Material:
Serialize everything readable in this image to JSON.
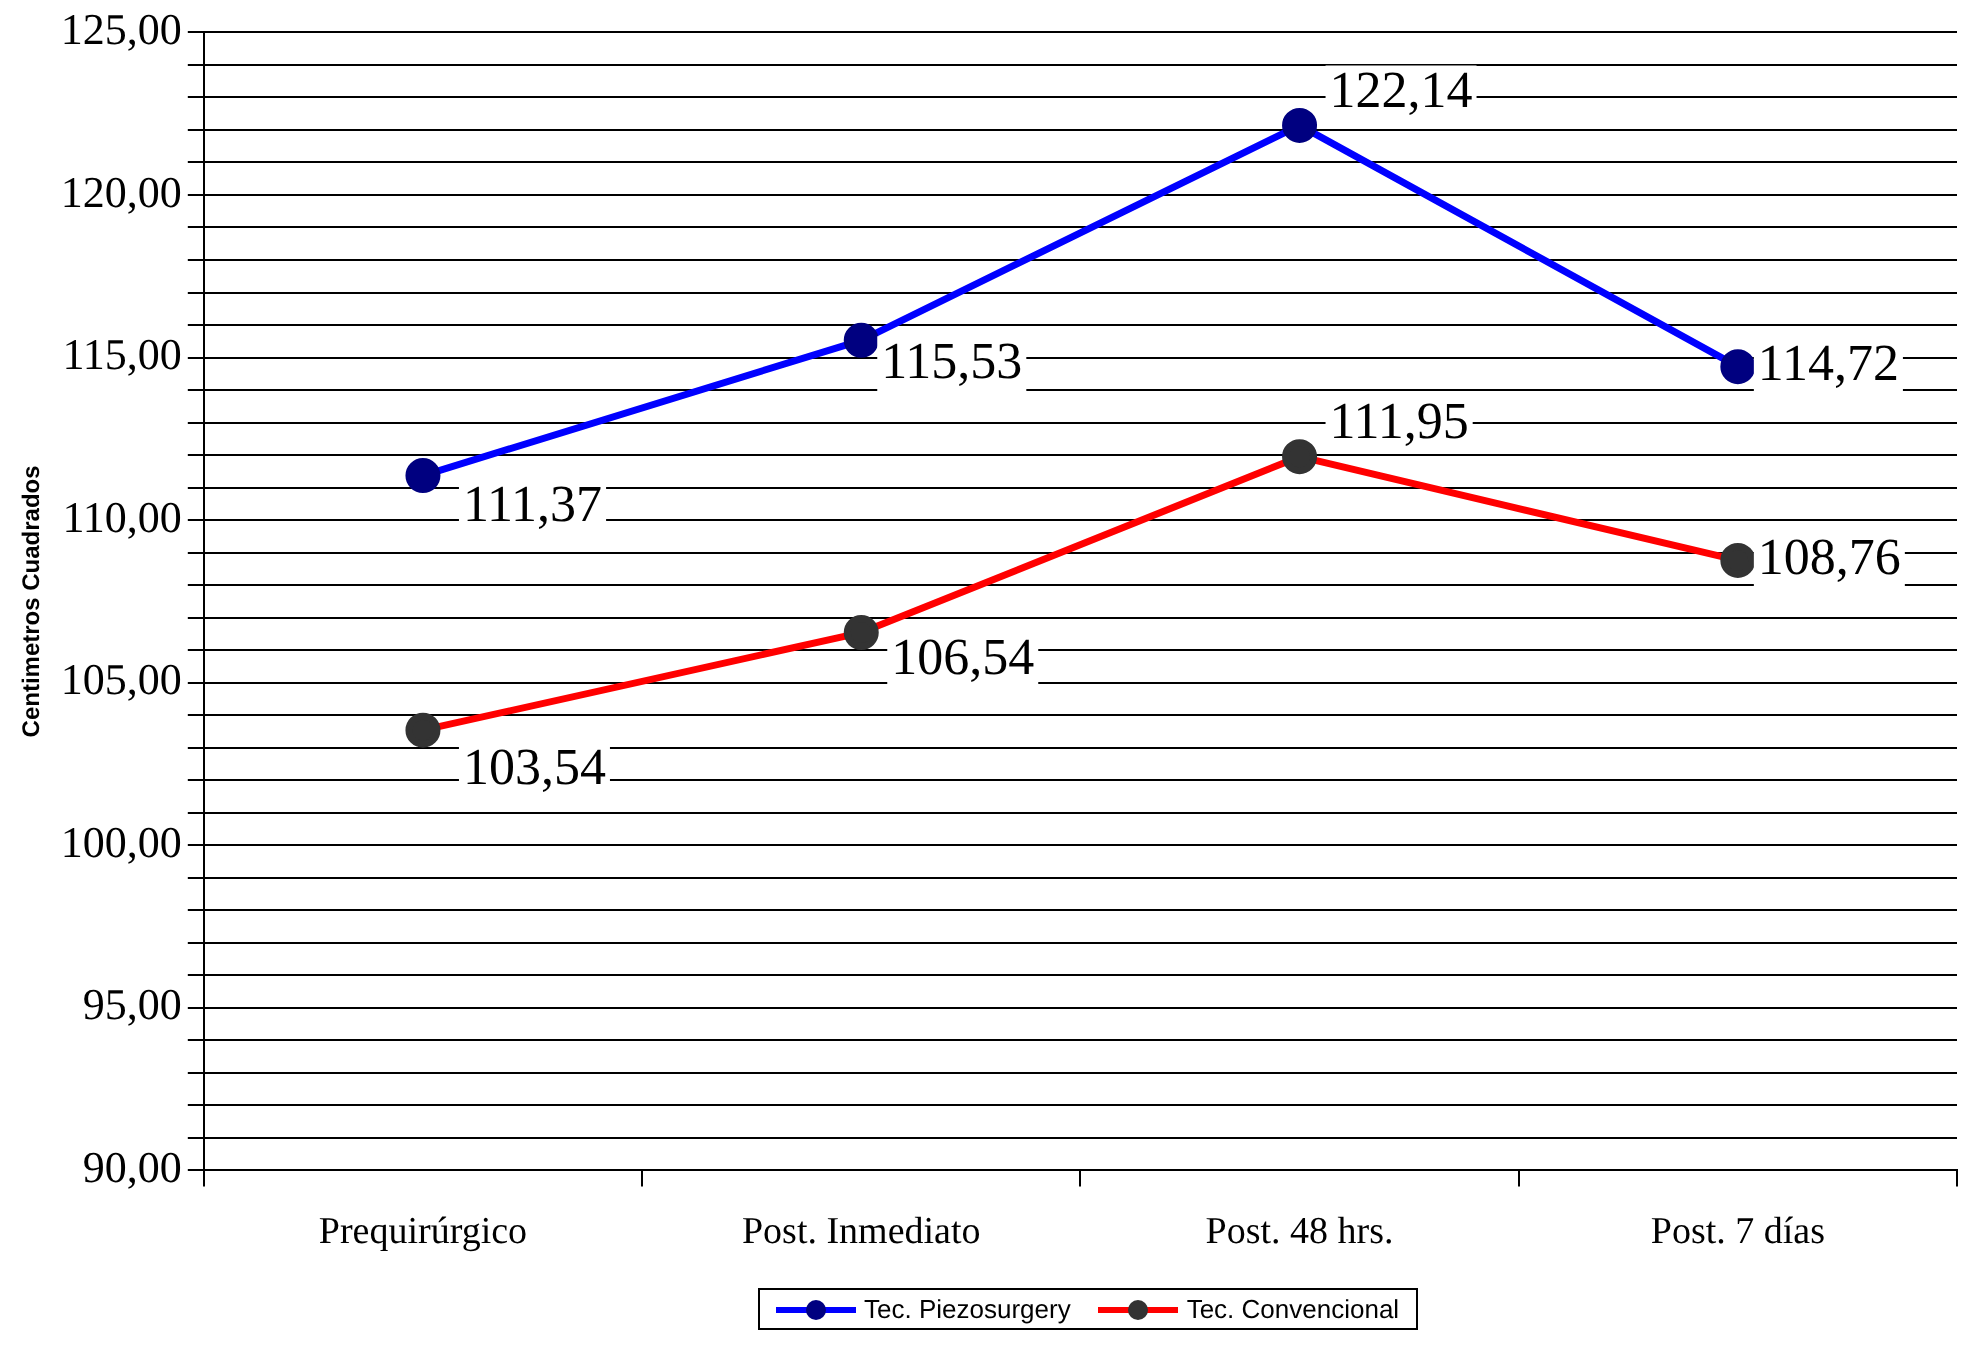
{
  "chart_data": {
    "type": "line",
    "ylabel": "Centimetros Cuadrados",
    "categories": [
      "Prequirúrgico",
      "Post. Inmediato",
      "Post. 48 hrs.",
      "Post. 7 días"
    ],
    "series": [
      {
        "name": "Tec. Piezosurgery",
        "color": "#0000ff",
        "values": [
          111.37,
          115.53,
          122.14,
          114.72
        ],
        "value_labels": [
          "111,37",
          "115,53",
          "122,14",
          "114,72"
        ]
      },
      {
        "name": "Tec. Convencional",
        "color": "#ff0000",
        "values": [
          103.54,
          106.54,
          111.95,
          108.76
        ],
        "value_labels": [
          "103,54",
          "106,54",
          "111,95",
          "108,76"
        ]
      }
    ],
    "ylim": [
      90,
      125
    ],
    "yticks": [
      {
        "value": 90,
        "label": "90,00"
      },
      {
        "value": 91,
        "label": null
      },
      {
        "value": 92,
        "label": null
      },
      {
        "value": 93,
        "label": null
      },
      {
        "value": 94,
        "label": null
      },
      {
        "value": 95,
        "label": "95,00"
      },
      {
        "value": 96,
        "label": null
      },
      {
        "value": 97,
        "label": null
      },
      {
        "value": 98,
        "label": null
      },
      {
        "value": 99,
        "label": null
      },
      {
        "value": 100,
        "label": "100,00"
      },
      {
        "value": 101,
        "label": null
      },
      {
        "value": 102,
        "label": null
      },
      {
        "value": 103,
        "label": null
      },
      {
        "value": 104,
        "label": null
      },
      {
        "value": 105,
        "label": "105,00"
      },
      {
        "value": 106,
        "label": null
      },
      {
        "value": 107,
        "label": null
      },
      {
        "value": 108,
        "label": null
      },
      {
        "value": 109,
        "label": null
      },
      {
        "value": 110,
        "label": "110,00"
      },
      {
        "value": 111,
        "label": null
      },
      {
        "value": 112,
        "label": null
      },
      {
        "value": 113,
        "label": null
      },
      {
        "value": 114,
        "label": null
      },
      {
        "value": 115,
        "label": "115,00"
      },
      {
        "value": 116,
        "label": null
      },
      {
        "value": 117,
        "label": null
      },
      {
        "value": 118,
        "label": null
      },
      {
        "value": 119,
        "label": null
      },
      {
        "value": 120,
        "label": "120,00"
      },
      {
        "value": 121,
        "label": null
      },
      {
        "value": 122,
        "label": null
      },
      {
        "value": 123,
        "label": null
      },
      {
        "value": 124,
        "label": null
      },
      {
        "value": 125,
        "label": "125,00"
      }
    ],
    "grid": "y",
    "legend": "bottom",
    "marker": "circle",
    "line_style": "solid"
  }
}
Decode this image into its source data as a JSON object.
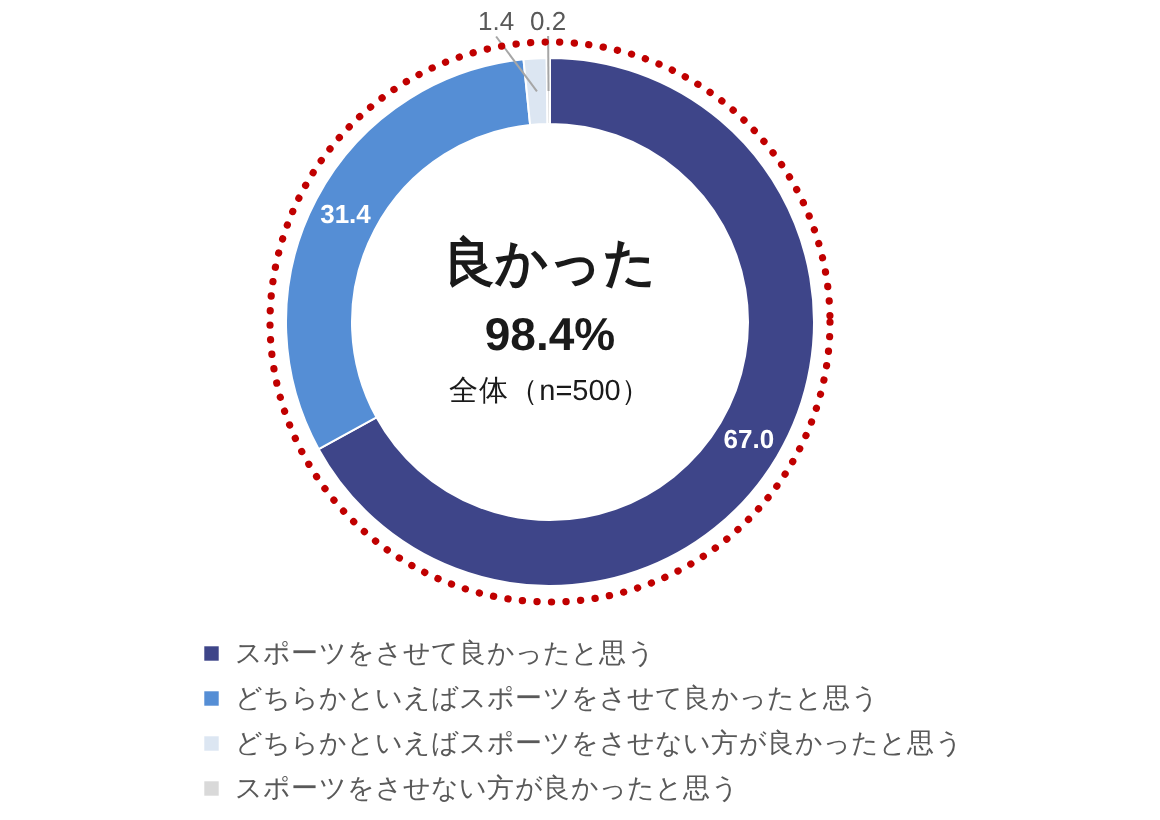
{
  "chart_data": {
    "type": "donut",
    "categories": [
      "スポーツをさせて良かったと思う",
      "どちらかといえばスポーツをさせて良かったと思う",
      "どちらかといえばスポーツをさせない方が良かったと思う",
      "スポーツをさせない方が良かったと思う"
    ],
    "values": [
      67.0,
      31.4,
      1.4,
      0.2
    ],
    "colors": [
      "#3e4589",
      "#558ed5",
      "#dce6f2",
      "#d9d9d9"
    ],
    "value_labels": [
      "67.0",
      "31.4",
      "1.4",
      "0.2"
    ],
    "annotations": [
      "良かった",
      "98.4%",
      "全体（n=500）"
    ],
    "legend": "bottom"
  }
}
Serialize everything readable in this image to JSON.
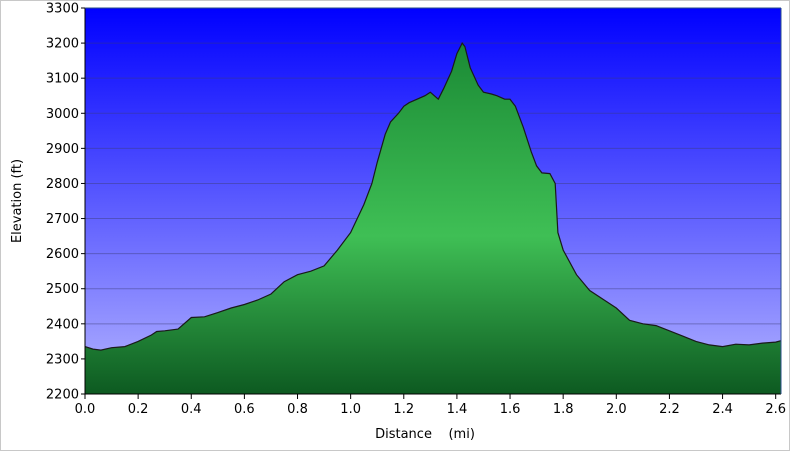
{
  "chart_data": {
    "type": "area",
    "title": "",
    "xlabel": "Distance    (mi)",
    "ylabel": "Elevation (ft)",
    "xlim": [
      0.0,
      2.62
    ],
    "ylim": [
      2200,
      3300
    ],
    "xticks": [
      "0.0",
      "0.2",
      "0.4",
      "0.6",
      "0.8",
      "1.0",
      "1.2",
      "1.4",
      "1.6",
      "1.8",
      "2.0",
      "2.2",
      "2.4",
      "2.6"
    ],
    "yticks": [
      "2200",
      "2300",
      "2400",
      "2500",
      "2600",
      "2700",
      "2800",
      "2900",
      "3000",
      "3100",
      "3200",
      "3300"
    ],
    "grid": true,
    "legend": "none",
    "background_gradient": [
      "#0000ff",
      "#b4b4ff"
    ],
    "fill_colors": [
      "#1b8a35",
      "#3fbf55",
      "#0d5a21"
    ],
    "line_color": "#1a1a1a",
    "series": [
      {
        "x": [
          0.0,
          0.03,
          0.06,
          0.1,
          0.15,
          0.2,
          0.25,
          0.27,
          0.3,
          0.35,
          0.4,
          0.45,
          0.5,
          0.55,
          0.6,
          0.65,
          0.7,
          0.75,
          0.8,
          0.85,
          0.9,
          0.95,
          1.0,
          1.05,
          1.08,
          1.1,
          1.13,
          1.15,
          1.18,
          1.2,
          1.22,
          1.25,
          1.28,
          1.3,
          1.33,
          1.35,
          1.38,
          1.4,
          1.42,
          1.43,
          1.45,
          1.48,
          1.5,
          1.53,
          1.55,
          1.58,
          1.6,
          1.62,
          1.65,
          1.68,
          1.7,
          1.72,
          1.75,
          1.77,
          1.78,
          1.8,
          1.85,
          1.9,
          1.95,
          2.0,
          2.05,
          2.1,
          2.15,
          2.2,
          2.25,
          2.3,
          2.35,
          2.4,
          2.45,
          2.5,
          2.55,
          2.6,
          2.62
        ],
        "y": [
          2335,
          2328,
          2325,
          2332,
          2335,
          2350,
          2368,
          2378,
          2380,
          2385,
          2418,
          2420,
          2432,
          2445,
          2455,
          2468,
          2485,
          2520,
          2540,
          2550,
          2565,
          2610,
          2660,
          2740,
          2800,
          2860,
          2940,
          2975,
          3000,
          3020,
          3030,
          3040,
          3050,
          3060,
          3040,
          3070,
          3120,
          3170,
          3200,
          3190,
          3130,
          3080,
          3060,
          3055,
          3050,
          3040,
          3040,
          3020,
          2960,
          2890,
          2850,
          2830,
          2828,
          2800,
          2660,
          2610,
          2540,
          2495,
          2470,
          2445,
          2410,
          2400,
          2395,
          2380,
          2365,
          2350,
          2340,
          2335,
          2342,
          2340,
          2345,
          2348,
          2352
        ]
      }
    ]
  }
}
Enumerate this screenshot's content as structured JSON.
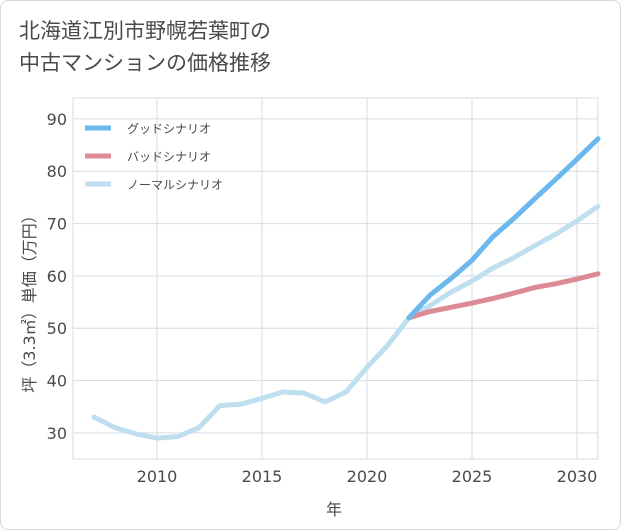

Your goal:
Read through the data and copy every line where "this" shows up.

Full response:
Serialize everything readable in this image to JSON.
Decode this image into its source data as a JSON object.
Serialize everything readable in this image to JSON.
Enumerate this screenshot's content as structured JSON.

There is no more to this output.